[STATED TASK]
Output all the entries word for word. Omit the pictures.

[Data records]
= = = =
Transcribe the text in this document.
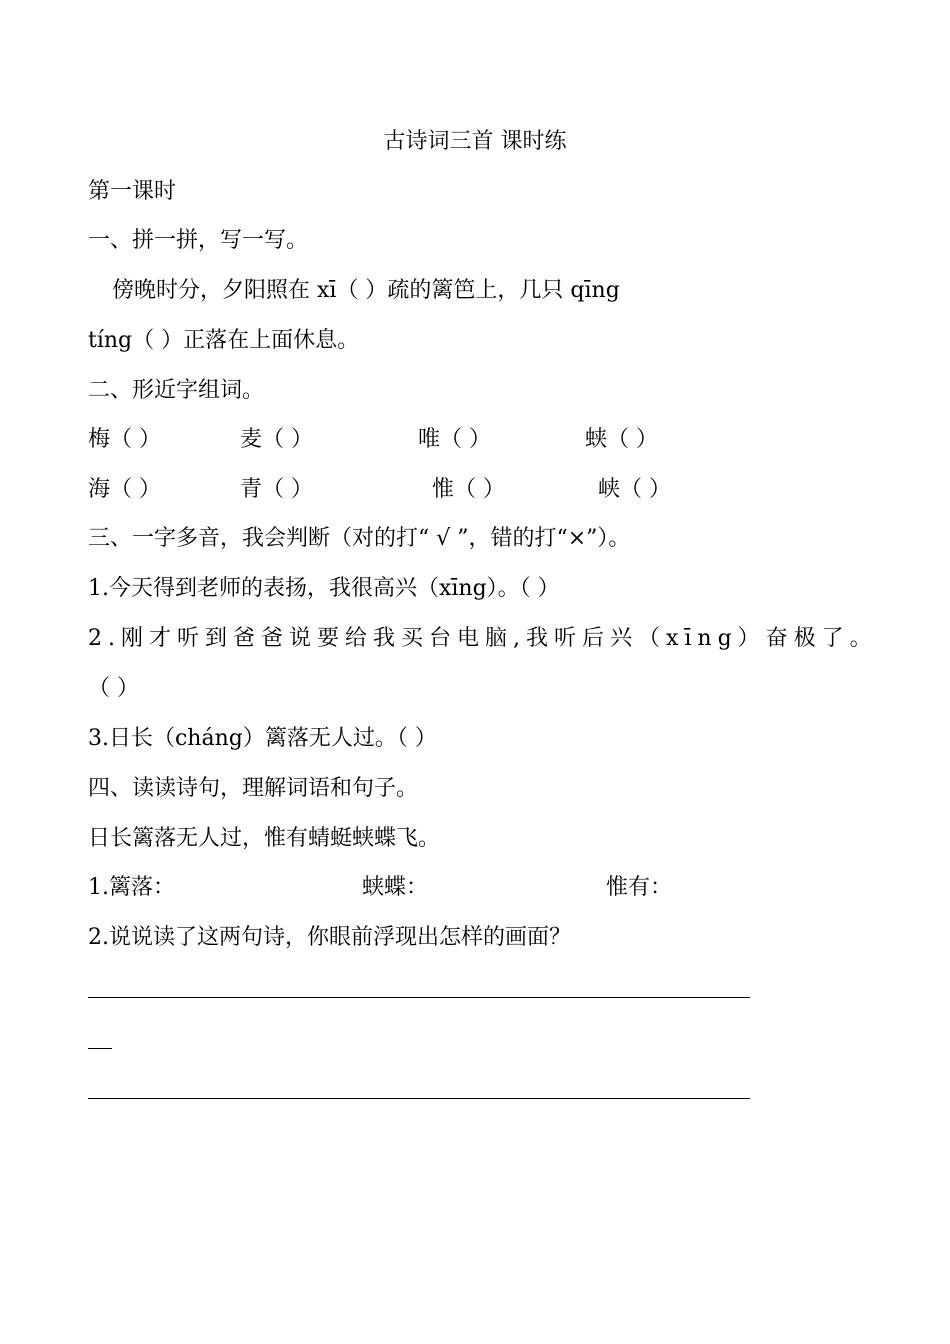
古诗词三首 课时练
第一课时
一、拼一拼，写一写。
傍晚时分，夕阳照在 xī（ ）疏的篱笆上，几只 qīng
tíng（ ）正落在上面休息。
二、形近字组词。
梅（ ）	麦（ ）	唯（ ）	蛱（ ）
海（ ）	青（ ）	惟（ ）	峡（ ）
三、一字多音，我会判断（对的打“ √ ”，错的打“×”）。
1.今天得到老师的表扬，我很高兴（xīng）。（ ）
2.刚才听到爸爸说要给我买台电脑,我听后兴（xīng）奋极了。
（ ）
3.日长（cháng）篱落无人过。（ ）
四、读读诗句，理解词语和句子。
日长篱落无人过，惟有蜻蜓蛱蝶飞。
1.篱落：	蛱蝶：	惟有：
2.说说读了这两句诗，你眼前浮现出怎样的画面？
= = = =
[WRITTEN SOLUTION]
Transcribe the text in this document.
古诗词三首 课时练
第一课时
一、拼一拼，写一写。
傍晚时分，夕阳照在 xī（ ）疏的篱笆上，几只 qīng
tíng（ ）正落在上面休息。
二、形近字组词。
梅（ ）	麦（ ）	唯（ ）	蛱（ ）
海（ ）	青（ ）	惟（ ）	峡（ ）
三、一字多音，我会判断（对的打“ √ ”，错的打“×”）。
1.今天得到老师的表扬，我很高兴（xīng）。（ ）
2.刚才听到爸爸说要给我买台电脑,我听后兴（xīng）奋极了。
（ ）
3.日长（cháng）篱落无人过。（ ）
四、读读诗句，理解词语和句子。
日长篱落无人过，惟有蜻蜓蛱蝶飞。
1.篱落：	蛱蝶：	惟有：
2.说说读了这两句诗，你眼前浮现出怎样的画面？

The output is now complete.